— begin —

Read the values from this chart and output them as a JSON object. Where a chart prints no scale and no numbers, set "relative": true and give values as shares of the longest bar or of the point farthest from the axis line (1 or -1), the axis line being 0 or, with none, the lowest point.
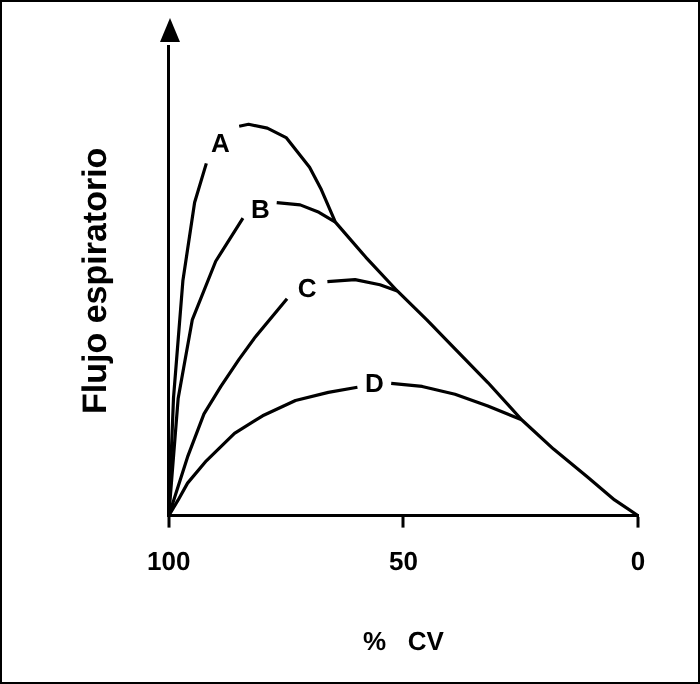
{
  "chart_data": {
    "type": "line",
    "relative": true,
    "xlabel": "%   CV",
    "ylabel": "Flujo espiratorio",
    "xlim": [
      100,
      0
    ],
    "xticks": [
      100,
      50,
      0
    ],
    "grid": false,
    "legend": false,
    "marker": "none",
    "line_style": "solid",
    "series": [
      {
        "name": "A",
        "color": "#000000",
        "x": [
          100,
          99,
          97,
          94.5,
          92,
          89,
          85,
          83,
          79,
          75,
          70,
          67.5,
          64.5,
          58,
          51.3,
          45,
          39,
          32,
          24.8,
          18,
          10.7,
          5,
          0
        ],
        "values": [
          0,
          0.3,
          0.6,
          0.8,
          0.9,
          null,
          0.995,
          1,
          0.99,
          0.966,
          0.89,
          0.833,
          0.75,
          0.66,
          0.574,
          0.5,
          0.426,
          0.34,
          0.245,
          0.17,
          0.098,
          0.04,
          0
        ]
      },
      {
        "name": "B",
        "color": "#000000",
        "x": [
          100,
          98,
          95,
          90,
          84.2,
          80.5,
          77,
          72,
          68,
          64.5
        ],
        "values": [
          0,
          0.3,
          0.5,
          0.65,
          0.76,
          null,
          0.8,
          0.794,
          0.775,
          0.75
        ]
      },
      {
        "name": "C",
        "color": "#000000",
        "x": [
          100,
          96,
          92.5,
          88.9,
          85,
          81.6,
          74.8,
          70.5,
          66.2,
          60.3,
          55,
          51.3
        ],
        "values": [
          0,
          0.15,
          0.26,
          0.33,
          0.4,
          0.456,
          0.554,
          null,
          0.598,
          0.603,
          0.59,
          0.574
        ]
      },
      {
        "name": "D",
        "color": "#000000",
        "x": [
          100,
          98,
          96,
          92,
          86,
          80,
          73,
          66,
          59.8,
          56.2,
          52.6,
          46,
          39,
          32,
          24.8
        ],
        "values": [
          0,
          0.04,
          0.083,
          0.14,
          0.21,
          0.255,
          0.294,
          0.315,
          0.328,
          null,
          0.338,
          0.33,
          0.31,
          0.28,
          0.245
        ]
      }
    ]
  }
}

— end —

Every record must be copied exactly, with images dropped from the result.

### Exercise solution
Read the values from this chart and output them as a JSON object. Where a chart prints no scale and no numbers, set "relative": true and give values as shares of the longest bar or of the point farthest from the axis line (1 or -1), the axis line being 0 or, with none, the lowest point.
{
  "chart_data": {
    "type": "line",
    "relative": true,
    "xlabel": "%   CV",
    "ylabel": "Flujo espiratorio",
    "xlim": [
      100,
      0
    ],
    "xticks": [
      100,
      50,
      0
    ],
    "grid": false,
    "legend": false,
    "marker": "none",
    "line_style": "solid",
    "series": [
      {
        "name": "A",
        "color": "#000000",
        "x": [
          100,
          99,
          97,
          94.5,
          92,
          89,
          85,
          83,
          79,
          75,
          70,
          67.5,
          64.5,
          58,
          51.3,
          45,
          39,
          32,
          24.8,
          18,
          10.7,
          5,
          0
        ],
        "values": [
          0,
          0.3,
          0.6,
          0.8,
          0.9,
          null,
          0.995,
          1,
          0.99,
          0.966,
          0.89,
          0.833,
          0.75,
          0.66,
          0.574,
          0.5,
          0.426,
          0.34,
          0.245,
          0.17,
          0.098,
          0.04,
          0
        ]
      },
      {
        "name": "B",
        "color": "#000000",
        "x": [
          100,
          98,
          95,
          90,
          84.2,
          80.5,
          77,
          72,
          68,
          64.5
        ],
        "values": [
          0,
          0.3,
          0.5,
          0.65,
          0.76,
          null,
          0.8,
          0.794,
          0.775,
          0.75
        ]
      },
      {
        "name": "C",
        "color": "#000000",
        "x": [
          100,
          96,
          92.5,
          88.9,
          85,
          81.6,
          74.8,
          70.5,
          66.2,
          60.3,
          55,
          51.3
        ],
        "values": [
          0,
          0.15,
          0.26,
          0.33,
          0.4,
          0.456,
          0.554,
          null,
          0.598,
          0.603,
          0.59,
          0.574
        ]
      },
      {
        "name": "D",
        "color": "#000000",
        "x": [
          100,
          98,
          96,
          92,
          86,
          80,
          73,
          66,
          59.8,
          56.2,
          52.6,
          46,
          39,
          32,
          24.8
        ],
        "values": [
          0,
          0.04,
          0.083,
          0.14,
          0.21,
          0.255,
          0.294,
          0.315,
          0.328,
          null,
          0.338,
          0.33,
          0.31,
          0.28,
          0.245
        ]
      }
    ]
  }
}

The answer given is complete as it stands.